Source document section start
The changes are visible. The streets are cleaner. Shops are flooded with goods pouring into Iraq now that the borders are open again. Those who have jobs -- and tens of thousands are working for the Americans, directly or indirectly -- are largely paid better than they were.

But as the attack on Thursday again showed, there is another list of statistics: 92 American soldiers killed in combat since President Bush declared major hostilities over in May; nearly 100 dead at a suicide bombing at a Shiite shrine in Najaf; 22 dead at a bombing at the United Nations headquarters here; at least 17 dead in a bombing at the Jordanian Embassy.
Source document section end
Material shown section start
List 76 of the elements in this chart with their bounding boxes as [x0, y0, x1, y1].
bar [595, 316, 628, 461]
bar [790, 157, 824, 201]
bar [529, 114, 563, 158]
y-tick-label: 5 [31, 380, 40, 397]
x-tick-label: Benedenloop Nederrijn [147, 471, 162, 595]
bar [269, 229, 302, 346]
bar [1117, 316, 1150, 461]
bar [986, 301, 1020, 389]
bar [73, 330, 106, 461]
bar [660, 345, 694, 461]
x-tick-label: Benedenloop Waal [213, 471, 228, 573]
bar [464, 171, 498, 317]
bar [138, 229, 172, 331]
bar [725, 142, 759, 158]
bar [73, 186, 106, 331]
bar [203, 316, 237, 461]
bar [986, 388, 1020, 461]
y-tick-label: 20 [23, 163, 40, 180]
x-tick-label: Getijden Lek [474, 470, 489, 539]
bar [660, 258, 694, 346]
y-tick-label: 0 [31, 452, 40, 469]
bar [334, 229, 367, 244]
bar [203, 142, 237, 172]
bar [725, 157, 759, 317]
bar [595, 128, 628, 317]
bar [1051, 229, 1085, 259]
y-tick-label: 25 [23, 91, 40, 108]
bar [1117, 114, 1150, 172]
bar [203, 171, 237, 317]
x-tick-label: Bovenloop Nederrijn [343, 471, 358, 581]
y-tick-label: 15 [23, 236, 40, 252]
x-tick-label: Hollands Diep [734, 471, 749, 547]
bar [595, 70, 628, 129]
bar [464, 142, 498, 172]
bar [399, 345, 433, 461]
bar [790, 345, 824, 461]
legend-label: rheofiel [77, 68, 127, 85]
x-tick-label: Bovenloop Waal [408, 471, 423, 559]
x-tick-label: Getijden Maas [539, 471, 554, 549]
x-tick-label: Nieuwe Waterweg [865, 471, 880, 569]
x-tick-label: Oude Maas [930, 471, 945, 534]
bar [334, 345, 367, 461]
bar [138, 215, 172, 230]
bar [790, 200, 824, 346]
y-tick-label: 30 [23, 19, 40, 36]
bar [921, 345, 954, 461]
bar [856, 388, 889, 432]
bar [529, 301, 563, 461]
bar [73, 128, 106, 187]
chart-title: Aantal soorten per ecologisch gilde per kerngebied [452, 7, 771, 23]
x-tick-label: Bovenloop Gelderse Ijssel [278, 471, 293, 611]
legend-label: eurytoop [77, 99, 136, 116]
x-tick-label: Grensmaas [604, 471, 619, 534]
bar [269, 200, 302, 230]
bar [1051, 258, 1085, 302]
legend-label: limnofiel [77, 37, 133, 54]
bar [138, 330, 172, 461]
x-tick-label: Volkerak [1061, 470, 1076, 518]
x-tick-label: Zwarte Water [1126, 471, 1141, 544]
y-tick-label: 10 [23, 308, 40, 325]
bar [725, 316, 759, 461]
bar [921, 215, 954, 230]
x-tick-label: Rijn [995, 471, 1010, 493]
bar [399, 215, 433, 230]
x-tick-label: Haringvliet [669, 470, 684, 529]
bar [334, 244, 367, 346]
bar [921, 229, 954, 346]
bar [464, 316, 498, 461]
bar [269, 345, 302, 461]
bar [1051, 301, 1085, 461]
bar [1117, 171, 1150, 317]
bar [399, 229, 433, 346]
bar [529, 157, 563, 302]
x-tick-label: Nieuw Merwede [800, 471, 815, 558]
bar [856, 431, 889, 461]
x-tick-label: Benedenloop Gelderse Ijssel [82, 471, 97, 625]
Material shown section end
Explore the material:
**A.** In the passage on postwar Iraq, how many people died in the bombing at the United Nations headquarters?
**B.** Reproduce the part of the passage on postwar Iraq that opens with the words containing "But as the attack" and closes with "the Jordanian Embassy.".
**C.** Write what comes next in the passage on postwar Iraq, picking up after its final sentence.
These records are separate material with no connection to the passage on postwar Iraq.

Responses to the exercise:
**A.** 22 people died in the bombing at the United Nations headquarters.

**B.**
But as the attack on Thursday again showed, there is another list of statistics: 92 American soldiers killed in combat since President Bush declared major hostilities over in May; nearly 100 dead at a suicide bombing at a Shiite shrine in Najaf; 22 dead at a bombing at the United Nations headquarters here; at least 17 dead in a bombing at the Jordanian Embassy.

**C.**
Something interesting seems to have happened at the Times. Mr. Fisher, whose story on Shi'ite pilgrims and their relatively good interactions with US troops we noted earlier in the week, appears from his by-line to have just been rotated into Iraq in September, maybe even just in late September, and it looks like he may have been surprised not to find a complete disaster there or else just went in with an open mind and found both positives and negatives to report. At any rate, it's worth watching to see if they may have a frontline correspondent who's going to provide balanced, sometimes even upbeat coverage. Given that all of America's opinion makers rely on the Times, a more positive angle on Iraq in its pages really does matter.


Iraqi Army Takes Shape as Recruits End Training
(IAN FISHER, October 5, 2003, NY Times)

Posted by Orrin Judd at October 10, 2003 12:08 AM

A very perspicacious observation, Orrin.